DATA IN THIS EXERCISE ▸
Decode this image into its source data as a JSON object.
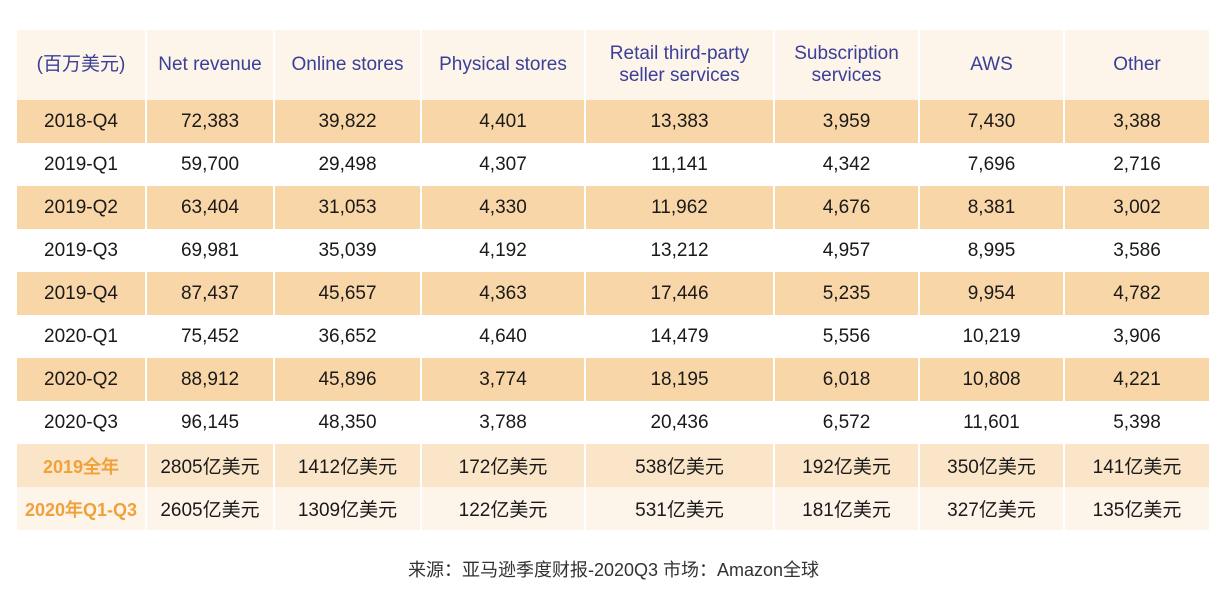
{
  "chart_data": {
    "type": "table",
    "columns": [
      "(百万美元)",
      "Net revenue",
      "Online stores",
      "Physical stores",
      "Retail third-party seller services",
      "Subscription services",
      "AWS",
      "Other"
    ],
    "rows": [
      [
        "2018-Q4",
        "72,383",
        "39,822",
        "4,401",
        "13,383",
        "3,959",
        "7,430",
        "3,388"
      ],
      [
        "2019-Q1",
        "59,700",
        "29,498",
        "4,307",
        "11,141",
        "4,342",
        "7,696",
        "2,716"
      ],
      [
        "2019-Q2",
        "63,404",
        "31,053",
        "4,330",
        "11,962",
        "4,676",
        "8,381",
        "3,002"
      ],
      [
        "2019-Q3",
        "69,981",
        "35,039",
        "4,192",
        "13,212",
        "4,957",
        "8,995",
        "3,586"
      ],
      [
        "2019-Q4",
        "87,437",
        "45,657",
        "4,363",
        "17,446",
        "5,235",
        "9,954",
        "4,782"
      ],
      [
        "2020-Q1",
        "75,452",
        "36,652",
        "4,640",
        "14,479",
        "5,556",
        "10,219",
        "3,906"
      ],
      [
        "2020-Q2",
        "88,912",
        "45,896",
        "3,774",
        "18,195",
        "6,018",
        "10,808",
        "4,221"
      ],
      [
        "2020-Q3",
        "96,145",
        "48,350",
        "3,788",
        "20,436",
        "6,572",
        "11,601",
        "5,398"
      ],
      [
        "2019全年",
        "2805亿美元",
        "1412亿美元",
        "172亿美元",
        "538亿美元",
        "192亿美元",
        "350亿美元",
        "141亿美元"
      ],
      [
        "2020年Q1-Q3",
        "2605亿美元",
        "1309亿美元",
        "122亿美元",
        "531亿美元",
        "181亿美元",
        "327亿美元",
        "135亿美元"
      ]
    ]
  },
  "source_note": "来源：亚马逊季度财报-2020Q3    市场：Amazon全球",
  "colors": {
    "header_text": "#3a3f97",
    "header_bg": "#fdf4ea",
    "band_bg": "#f9d6a7",
    "summary_label": "#f0a13a"
  }
}
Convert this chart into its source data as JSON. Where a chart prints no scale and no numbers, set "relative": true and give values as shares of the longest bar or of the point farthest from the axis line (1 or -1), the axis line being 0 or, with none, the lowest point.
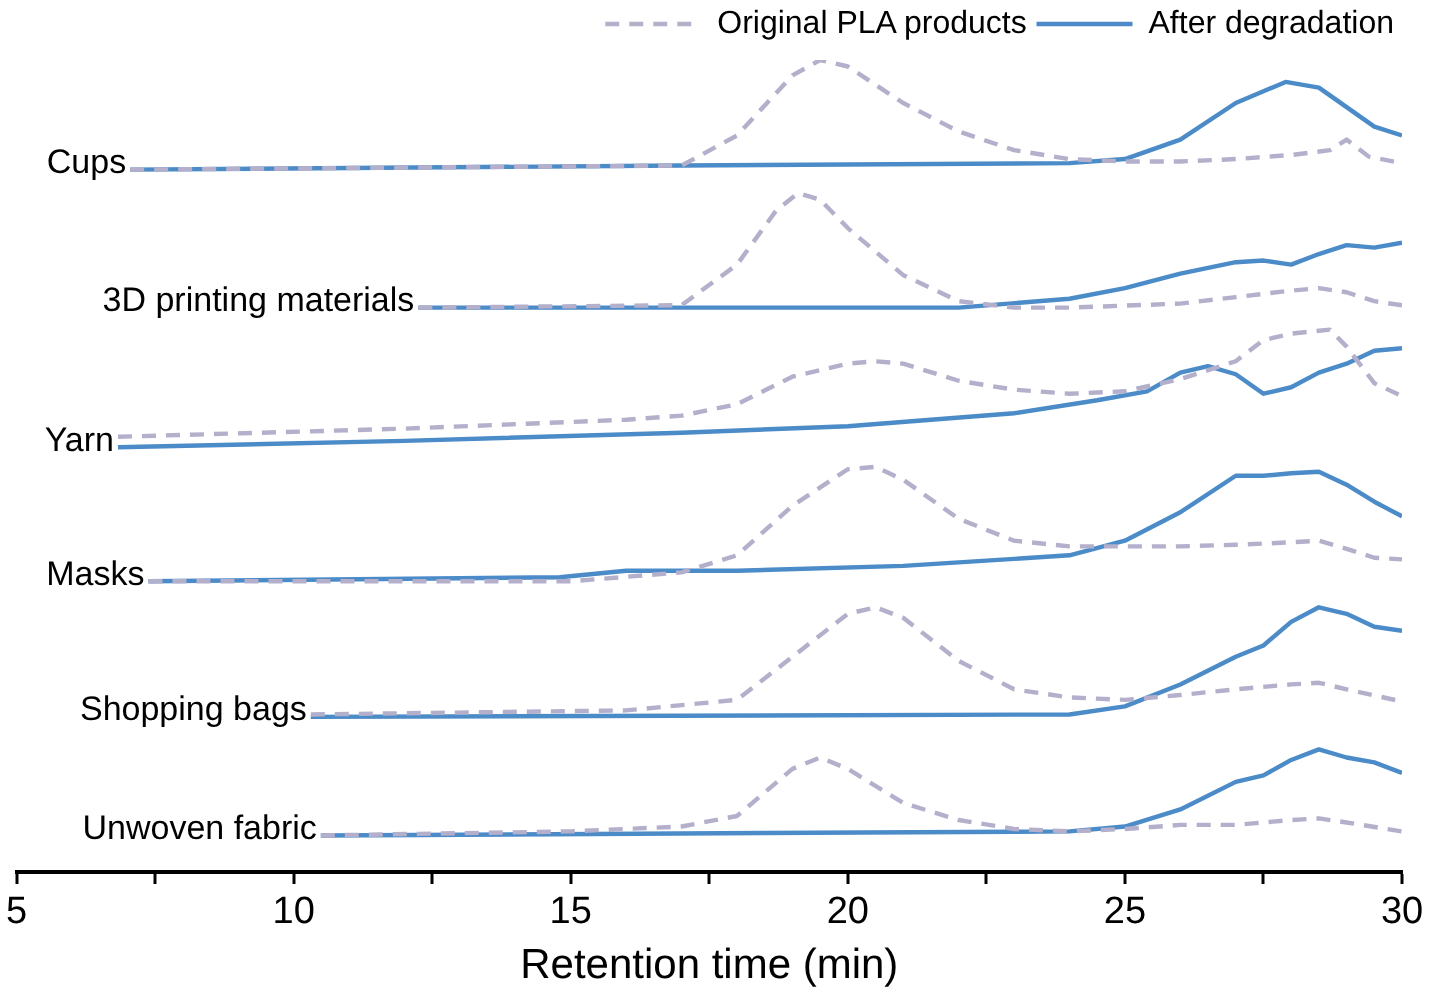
{
  "chart_data": {
    "type": "line",
    "relative": true,
    "xlabel": "Retention time (min)",
    "xlim": [
      5,
      30
    ],
    "xticks": [
      5,
      {
        "value": 7.5,
        "label": null
      },
      10,
      {
        "value": 12.5,
        "label": null
      },
      15,
      {
        "value": 17.5,
        "label": null
      },
      20,
      {
        "value": 22.5,
        "label": null
      },
      25,
      {
        "value": 27.5,
        "label": null
      },
      30
    ],
    "grid": false,
    "legend": "top right",
    "marker": "none",
    "series": [
      {
        "name": "Original PLA products",
        "color": "#b4afcb",
        "line_style": "dashed",
        "x": [
          7.05,
          17,
          18,
          19,
          19.5,
          20,
          21,
          22,
          23,
          24,
          25,
          26,
          27,
          28,
          28.7,
          29,
          29.4,
          30
        ],
        "values": [
          0.865,
          0.87,
          0.907,
          0.981,
          1,
          0.992,
          0.947,
          0.912,
          0.889,
          0.878,
          0.875,
          0.875,
          0.878,
          0.883,
          0.889,
          0.902,
          0.881,
          0.873
        ]
      },
      {
        "name": "After degradation",
        "color": "#4b8bc8",
        "line_style": "solid",
        "x": [
          7.05,
          17,
          24,
          25,
          26,
          27,
          27.9,
          28.5,
          29,
          29.5,
          30
        ],
        "values": [
          0.865,
          0.87,
          0.873,
          0.878,
          0.902,
          0.947,
          0.973,
          0.966,
          0.942,
          0.918,
          0.907
        ]
      },
      {
        "color": "#b4afcb",
        "line_style": "dashed",
        "x": [
          12.25,
          17,
          18,
          18.7,
          19.1,
          19.5,
          20,
          21,
          22,
          23,
          24,
          26,
          27,
          28,
          28.5,
          29,
          29.5,
          30
        ],
        "values": [
          0.695,
          0.698,
          0.748,
          0.814,
          0.836,
          0.828,
          0.793,
          0.735,
          0.703,
          0.695,
          0.695,
          0.7,
          0.708,
          0.716,
          0.719,
          0.714,
          0.703,
          0.698
        ]
      },
      {
        "color": "#4b8bc8",
        "line_style": "solid",
        "x": [
          12.25,
          22,
          24,
          25,
          26,
          27,
          27.5,
          28,
          28.5,
          29,
          29.5,
          30
        ],
        "values": [
          0.695,
          0.695,
          0.706,
          0.719,
          0.737,
          0.751,
          0.753,
          0.748,
          0.761,
          0.772,
          0.769,
          0.775
        ]
      },
      {
        "color": "#b4afcb",
        "line_style": "dashed",
        "x": [
          6.83,
          12,
          16,
          17,
          18,
          19,
          20,
          20.5,
          21,
          22,
          23,
          24,
          25,
          26,
          27,
          27.5,
          28,
          28.7,
          29,
          29.5,
          30
        ],
        "values": [
          0.536,
          0.546,
          0.557,
          0.562,
          0.576,
          0.61,
          0.626,
          0.629,
          0.626,
          0.605,
          0.594,
          0.589,
          0.592,
          0.607,
          0.629,
          0.655,
          0.663,
          0.668,
          0.647,
          0.602,
          0.586
        ]
      },
      {
        "color": "#4b8bc8",
        "line_style": "solid",
        "x": [
          6.83,
          12,
          17,
          20,
          23,
          24.5,
          25.4,
          26,
          26.5,
          27,
          27.5,
          28,
          28.5,
          29,
          29.5,
          30
        ],
        "values": [
          0.523,
          0.531,
          0.541,
          0.549,
          0.565,
          0.581,
          0.592,
          0.615,
          0.623,
          0.613,
          0.589,
          0.597,
          0.615,
          0.626,
          0.642,
          0.645
        ]
      },
      {
        "color": "#b4afcb",
        "line_style": "dashed",
        "x": [
          7.38,
          15,
          17,
          18,
          19,
          20,
          20.5,
          21,
          22,
          23,
          24,
          25,
          26,
          27,
          28,
          28.5,
          29,
          29.5,
          30
        ],
        "values": [
          0.358,
          0.358,
          0.369,
          0.39,
          0.451,
          0.496,
          0.499,
          0.483,
          0.435,
          0.408,
          0.401,
          0.401,
          0.401,
          0.403,
          0.406,
          0.408,
          0.398,
          0.387,
          0.385
        ]
      },
      {
        "color": "#4b8bc8",
        "line_style": "solid",
        "x": [
          7.38,
          14.8,
          16,
          18,
          21,
          24,
          25,
          26,
          27,
          27.5,
          28,
          28.5,
          29,
          29.5,
          30
        ],
        "values": [
          0.358,
          0.363,
          0.371,
          0.371,
          0.377,
          0.39,
          0.408,
          0.443,
          0.488,
          0.488,
          0.491,
          0.493,
          0.477,
          0.456,
          0.438
        ]
      },
      {
        "color": "#b4afcb",
        "line_style": "dashed",
        "x": [
          10.31,
          16,
          18,
          19,
          20,
          20.5,
          21,
          22,
          23,
          24,
          25,
          26,
          27,
          28,
          28.5,
          29,
          30
        ],
        "values": [
          0.194,
          0.199,
          0.212,
          0.265,
          0.318,
          0.326,
          0.313,
          0.26,
          0.225,
          0.215,
          0.212,
          0.218,
          0.225,
          0.231,
          0.233,
          0.225,
          0.21
        ]
      },
      {
        "color": "#4b8bc8",
        "line_style": "solid",
        "x": [
          10.31,
          24,
          25,
          26,
          27,
          27.5,
          28,
          28.5,
          29,
          29.5,
          30
        ],
        "values": [
          0.191,
          0.194,
          0.204,
          0.231,
          0.265,
          0.279,
          0.308,
          0.326,
          0.318,
          0.302,
          0.297
        ]
      },
      {
        "color": "#b4afcb",
        "line_style": "dashed",
        "x": [
          10.49,
          15,
          17,
          18,
          19,
          19.5,
          20,
          21,
          22,
          23,
          24,
          25,
          26,
          27,
          28,
          28.5,
          29,
          30
        ],
        "values": [
          0.045,
          0.05,
          0.056,
          0.069,
          0.127,
          0.141,
          0.127,
          0.085,
          0.064,
          0.053,
          0.05,
          0.053,
          0.058,
          0.058,
          0.064,
          0.066,
          0.061,
          0.05
        ]
      },
      {
        "color": "#4b8bc8",
        "line_style": "solid",
        "x": [
          10.49,
          24,
          25,
          26,
          27,
          27.5,
          28,
          28.5,
          29,
          29.5,
          30
        ],
        "values": [
          0.045,
          0.05,
          0.056,
          0.077,
          0.111,
          0.119,
          0.138,
          0.151,
          0.141,
          0.135,
          0.122
        ]
      }
    ],
    "annotations": [
      {
        "text": "Cups",
        "x": 7.05,
        "y": 0.865
      },
      {
        "text": "3D printing materials",
        "x": 12.25,
        "y": 0.695
      },
      {
        "text": "Yarn",
        "x": 6.83,
        "y": 0.523
      },
      {
        "text": "Masks",
        "x": 7.38,
        "y": 0.358
      },
      {
        "text": "Shopping bags",
        "x": 10.31,
        "y": 0.191
      },
      {
        "text": "Unwoven fabric",
        "x": 10.49,
        "y": 0.045
      }
    ]
  }
}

TASK GOAL ▸
Gather each line of the listing that holds the string "JSON".

CORRECT ANSWER ▸
Decode this image into its source data as a JSON object.
Convert this chart into its source data as JSON. Where a chart prints no scale and no numbers, set "relative": true and give values as shares of the longest bar or of the point farthest from the axis line (1 or -1), the axis line being 0 or, with none, the lowest point.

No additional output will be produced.